● DIRECTION:
Find each line containing the string "this". Copy it.

[Saved data entries]
■ ■ ■ ■ ■

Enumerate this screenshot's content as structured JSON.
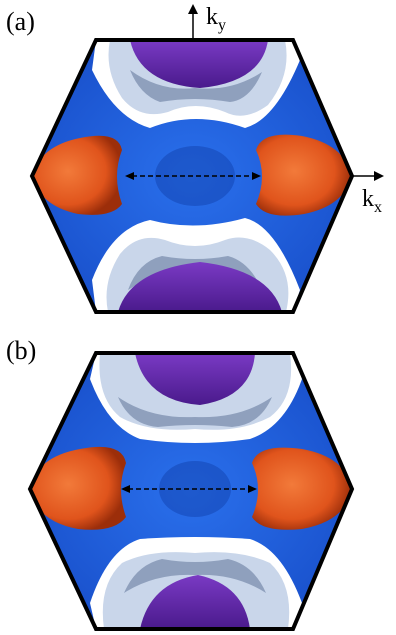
{
  "figure": {
    "panels": [
      {
        "id": "a",
        "label": "(a)"
      },
      {
        "id": "b",
        "label": "(b)"
      }
    ],
    "axes": {
      "ky_main": "k",
      "ky_sub": "y",
      "kx_main": "k",
      "kx_sub": "x"
    },
    "colors": {
      "outline": "#000000",
      "blue_sheet": "#1f5fe0",
      "blue_dark": "#0f3ea8",
      "light_sheet": "#c9d6ea",
      "light_shadow": "#8fa0bd",
      "purple_pocket": "#6a2fb0",
      "purple_dark": "#3e137a",
      "orange_pocket": "#e0541c",
      "orange_dark": "#9c2e0a"
    }
  }
}
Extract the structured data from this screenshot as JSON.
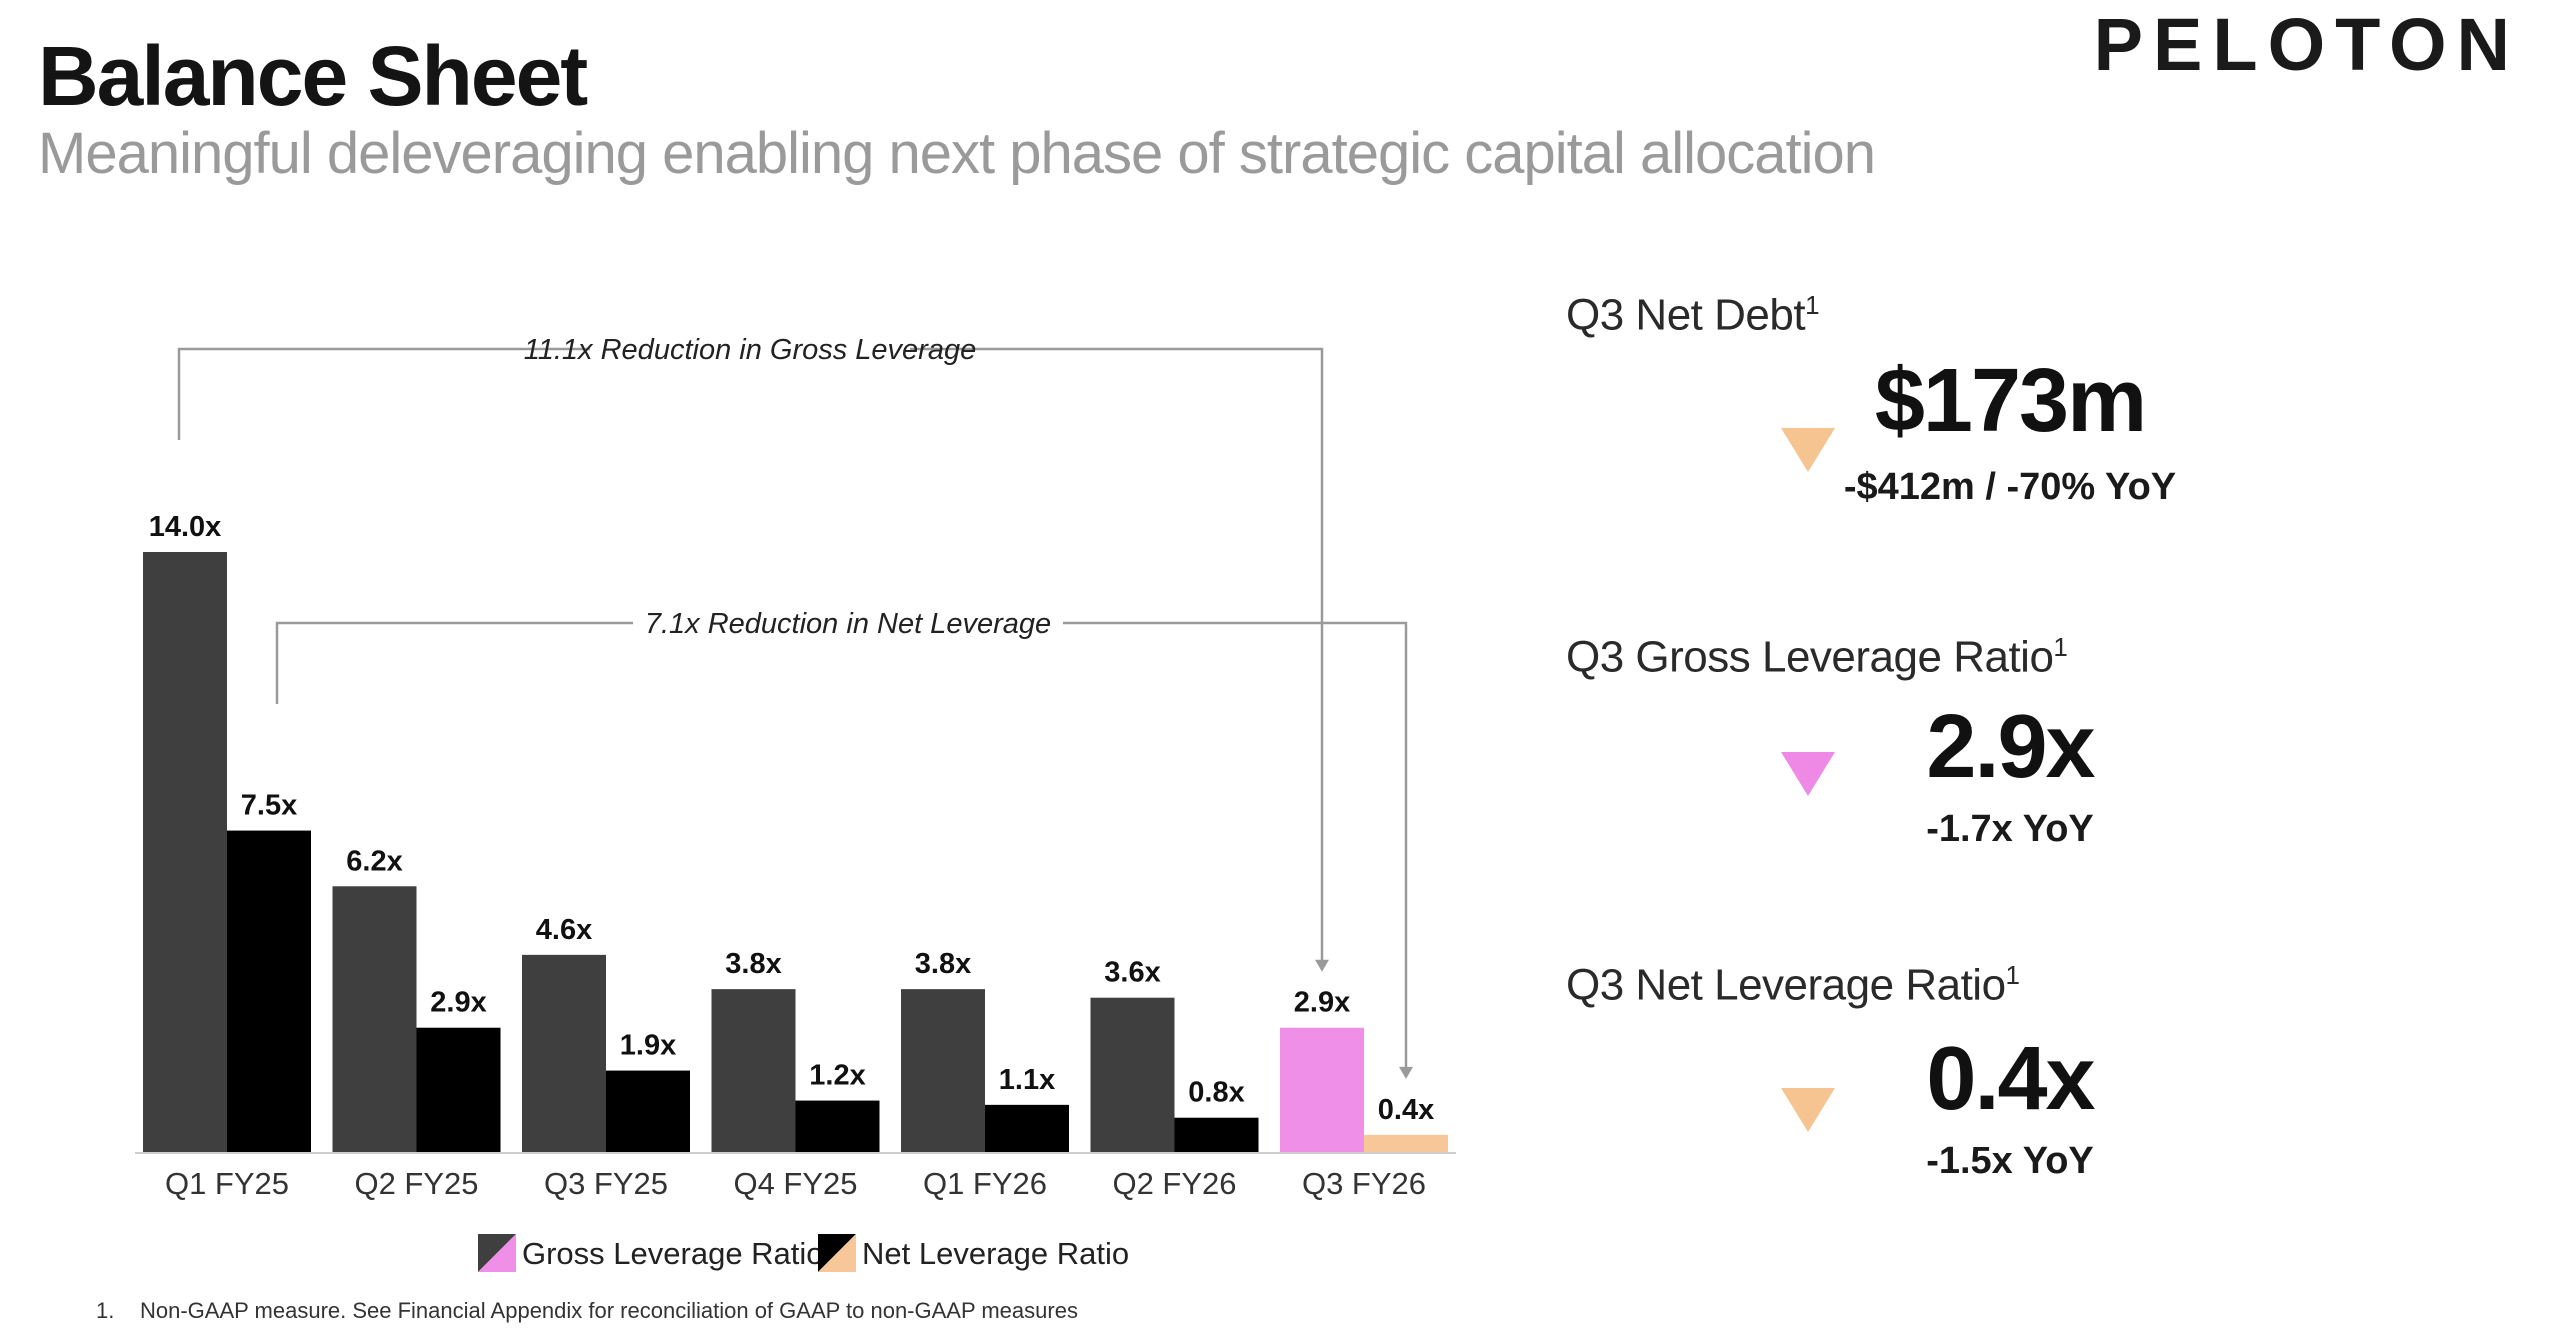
{
  "header": {
    "title": "Balance Sheet",
    "subtitle": "Meaningful deleveraging enabling next phase of strategic capital allocation",
    "logo": "PELOTON"
  },
  "colors": {
    "gross_bar": "#3f3f3f",
    "net_bar": "#000000",
    "gross_highlight": "#ef8fe8",
    "net_highlight": "#f7c79a",
    "annotation_line": "#9a9a9a",
    "triangle_net_debt": "#f5c490",
    "triangle_gross": "#ee8ae6",
    "triangle_net": "#f5c490"
  },
  "chart_data": {
    "type": "bar",
    "categories": [
      "Q1 FY25",
      "Q2 FY25",
      "Q3 FY25",
      "Q4 FY25",
      "Q1 FY26",
      "Q2 FY26",
      "Q3 FY26"
    ],
    "series": [
      {
        "name": "Gross Leverage Ratio",
        "values": [
          14.0,
          6.2,
          4.6,
          3.8,
          3.8,
          3.6,
          2.9
        ],
        "labels": [
          "14.0x",
          "6.2x",
          "4.6x",
          "3.8x",
          "3.8x",
          "3.6x",
          "2.9x"
        ]
      },
      {
        "name": "Net Leverage Ratio",
        "values": [
          7.5,
          2.9,
          1.9,
          1.2,
          1.1,
          0.8,
          0.4
        ],
        "labels": [
          "7.5x",
          "2.9x",
          "1.9x",
          "1.2x",
          "1.1x",
          "0.8x",
          "0.4x"
        ]
      }
    ],
    "highlight_category": "Q3 FY26",
    "ylim": [
      0,
      14.0
    ],
    "annotations": [
      {
        "text": "11.1x Reduction in Gross Leverage",
        "from": "Q1 FY25",
        "to": "Q3 FY26",
        "series": "Gross Leverage Ratio"
      },
      {
        "text": "7.1x Reduction in Net Leverage",
        "from": "Q1 FY25",
        "to": "Q3 FY26",
        "series": "Net Leverage Ratio"
      }
    ],
    "legend_position": "bottom"
  },
  "metrics": [
    {
      "label": "Q3 Net Debt",
      "sup": "1",
      "value": "$173m",
      "change": "-$412m / -70% YoY",
      "direction": "down"
    },
    {
      "label": "Q3 Gross Leverage Ratio",
      "sup": "1",
      "value": "2.9x",
      "change": "-1.7x YoY",
      "direction": "down"
    },
    {
      "label": "Q3 Net Leverage Ratio",
      "sup": "1",
      "value": "0.4x",
      "change": "-1.5x YoY",
      "direction": "down"
    }
  ],
  "footnote": {
    "number": "1.",
    "text": "Non-GAAP measure. See Financial Appendix for reconciliation of GAAP to non-GAAP measures"
  }
}
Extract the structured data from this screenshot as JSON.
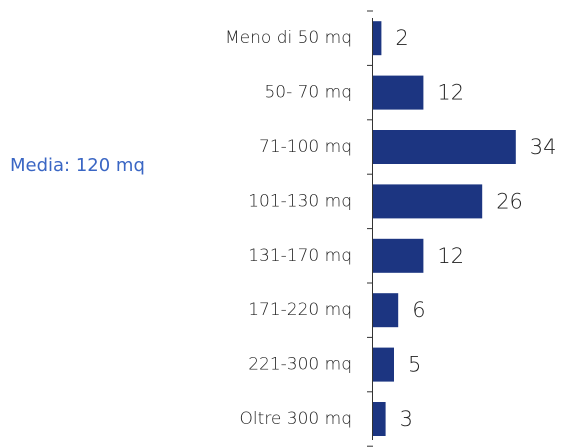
{
  "chart_data": {
    "type": "bar",
    "orientation": "horizontal",
    "annotation": "Media: 120 mq",
    "categories": [
      "Meno di 50 mq",
      "50- 70 mq",
      "71-100 mq",
      "101-130 mq",
      "131-170 mq",
      "171-220 mq",
      "221-300 mq",
      "Oltre 300 mq"
    ],
    "values": [
      2,
      12,
      34,
      26,
      12,
      6,
      5,
      3
    ],
    "color": "#1c3581"
  }
}
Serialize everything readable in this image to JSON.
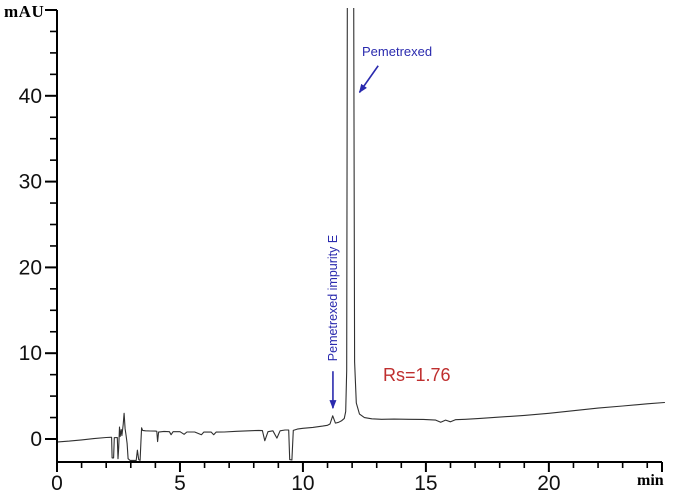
{
  "figure": {
    "y_axis_title": "mAU",
    "x_axis_title": "min"
  },
  "annotations": {
    "peak_label": {
      "text": "Pemetrexed",
      "color": "#2a2aae"
    },
    "impurity_label": {
      "text": "Pemetrexed impurity E",
      "color": "#2a2aae"
    },
    "resolution_label": {
      "text": "Rs=1.76",
      "color": "#bf2f2f"
    }
  },
  "chart_data": {
    "type": "line",
    "title": "",
    "xlabel": "min",
    "ylabel": "mAU",
    "xlim": [
      0,
      24.7
    ],
    "ylim": [
      -2.9,
      50
    ],
    "x_major_ticks": [
      0,
      5,
      10,
      15,
      20
    ],
    "x_minor_step": 1,
    "y_major_ticks": [
      0,
      10,
      20,
      30,
      40
    ],
    "y_axis_top": 50,
    "y_minor_step": 2.5,
    "grid": false,
    "legend": false,
    "trace_color": "#303030",
    "series": [
      {
        "name": "detector-signal",
        "points": [
          [
            0,
            -0.35
          ],
          [
            0.5,
            -0.25
          ],
          [
            1.0,
            -0.1
          ],
          [
            1.5,
            0.05
          ],
          [
            2.0,
            0.18
          ],
          [
            2.18,
            0.2
          ],
          [
            2.22,
            0.2
          ],
          [
            2.24,
            -2.2
          ],
          [
            2.3,
            -2.2
          ],
          [
            2.33,
            0.15
          ],
          [
            2.45,
            0.18
          ],
          [
            2.48,
            -2.3
          ],
          [
            2.51,
            -1.0
          ],
          [
            2.54,
            1.4
          ],
          [
            2.57,
            0.3
          ],
          [
            2.61,
            1.1
          ],
          [
            2.64,
            0.4
          ],
          [
            2.69,
            1.7
          ],
          [
            2.73,
            3.0
          ],
          [
            2.77,
            1.2
          ],
          [
            2.81,
            0.4
          ],
          [
            2.85,
            -0.5
          ],
          [
            2.89,
            -2.3
          ],
          [
            2.97,
            -2.5
          ],
          [
            3.12,
            -2.5
          ],
          [
            3.22,
            -2.5
          ],
          [
            3.27,
            -1.3
          ],
          [
            3.32,
            -2.4
          ],
          [
            3.38,
            -2.5
          ],
          [
            3.41,
            -0.4
          ],
          [
            3.44,
            1.3
          ],
          [
            3.48,
            1.0
          ],
          [
            3.6,
            0.95
          ],
          [
            3.8,
            0.93
          ],
          [
            4.0,
            0.92
          ],
          [
            4.06,
            0.9
          ],
          [
            4.09,
            -0.3
          ],
          [
            4.13,
            0.8
          ],
          [
            4.35,
            0.88
          ],
          [
            4.57,
            0.85
          ],
          [
            4.64,
            0.5
          ],
          [
            4.72,
            0.85
          ],
          [
            5.0,
            0.85
          ],
          [
            5.17,
            0.55
          ],
          [
            5.28,
            0.82
          ],
          [
            5.6,
            0.82
          ],
          [
            5.87,
            0.5
          ],
          [
            5.97,
            0.8
          ],
          [
            6.27,
            0.8
          ],
          [
            6.37,
            0.5
          ],
          [
            6.47,
            0.8
          ],
          [
            6.8,
            0.82
          ],
          [
            7.3,
            0.9
          ],
          [
            7.8,
            0.95
          ],
          [
            8.2,
            1.0
          ],
          [
            8.35,
            0.98
          ],
          [
            8.45,
            -0.2
          ],
          [
            8.58,
            0.85
          ],
          [
            8.78,
            0.95
          ],
          [
            8.94,
            0.1
          ],
          [
            9.07,
            0.95
          ],
          [
            9.27,
            1.05
          ],
          [
            9.42,
            1.05
          ],
          [
            9.46,
            -2.4
          ],
          [
            9.55,
            -2.45
          ],
          [
            9.61,
            1.0
          ],
          [
            9.77,
            1.15
          ],
          [
            10.0,
            1.25
          ],
          [
            10.4,
            1.35
          ],
          [
            10.8,
            1.5
          ],
          [
            11.0,
            1.6
          ],
          [
            11.1,
            1.75
          ],
          [
            11.21,
            2.7
          ],
          [
            11.32,
            1.85
          ],
          [
            11.45,
            1.95
          ],
          [
            11.58,
            2.15
          ],
          [
            11.68,
            2.4
          ],
          [
            11.74,
            3.2
          ],
          [
            11.78,
            8.0
          ],
          [
            11.81,
            56
          ],
          [
            12.06,
            56
          ],
          [
            12.1,
            9.0
          ],
          [
            12.17,
            4.2
          ],
          [
            12.3,
            2.9
          ],
          [
            12.5,
            2.5
          ],
          [
            12.8,
            2.35
          ],
          [
            13.2,
            2.3
          ],
          [
            13.7,
            2.32
          ],
          [
            14.3,
            2.3
          ],
          [
            14.9,
            2.28
          ],
          [
            15.4,
            2.2
          ],
          [
            15.6,
            1.95
          ],
          [
            15.8,
            2.2
          ],
          [
            16.0,
            2.0
          ],
          [
            16.2,
            2.25
          ],
          [
            16.6,
            2.3
          ],
          [
            17.2,
            2.4
          ],
          [
            18.0,
            2.55
          ],
          [
            19.0,
            2.75
          ],
          [
            20.0,
            3.0
          ],
          [
            21.0,
            3.3
          ],
          [
            22.0,
            3.6
          ],
          [
            23.0,
            3.85
          ],
          [
            24.0,
            4.1
          ],
          [
            24.7,
            4.25
          ]
        ]
      }
    ],
    "peaks": [
      {
        "name": "Pemetrexed impurity E",
        "rt_min": 11.2,
        "apex_mAU": 2.7
      },
      {
        "name": "Pemetrexed",
        "rt_min": 12.0,
        "apex_mAU": "off-scale (>50)"
      }
    ],
    "resolution": {
      "text": "Rs=1.76",
      "value": 1.76
    },
    "arrows": [
      {
        "name": "pemetrexed-arrow",
        "from": [
          13.06,
          43.5
        ],
        "to": [
          12.3,
          40.4
        ]
      },
      {
        "name": "impurity-arrow",
        "from": [
          11.22,
          7.9
        ],
        "to": [
          11.22,
          3.6
        ]
      }
    ]
  }
}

■ ■ ■ ■ ■

● ANSWER FOR THE TASK:
Enumerate this screenshot's content as structured JSON.
Extract the structured data from this screenshot as JSON.
Extract the structured data from this screenshot as JSON.
Serialize everything readable in this image to JSON.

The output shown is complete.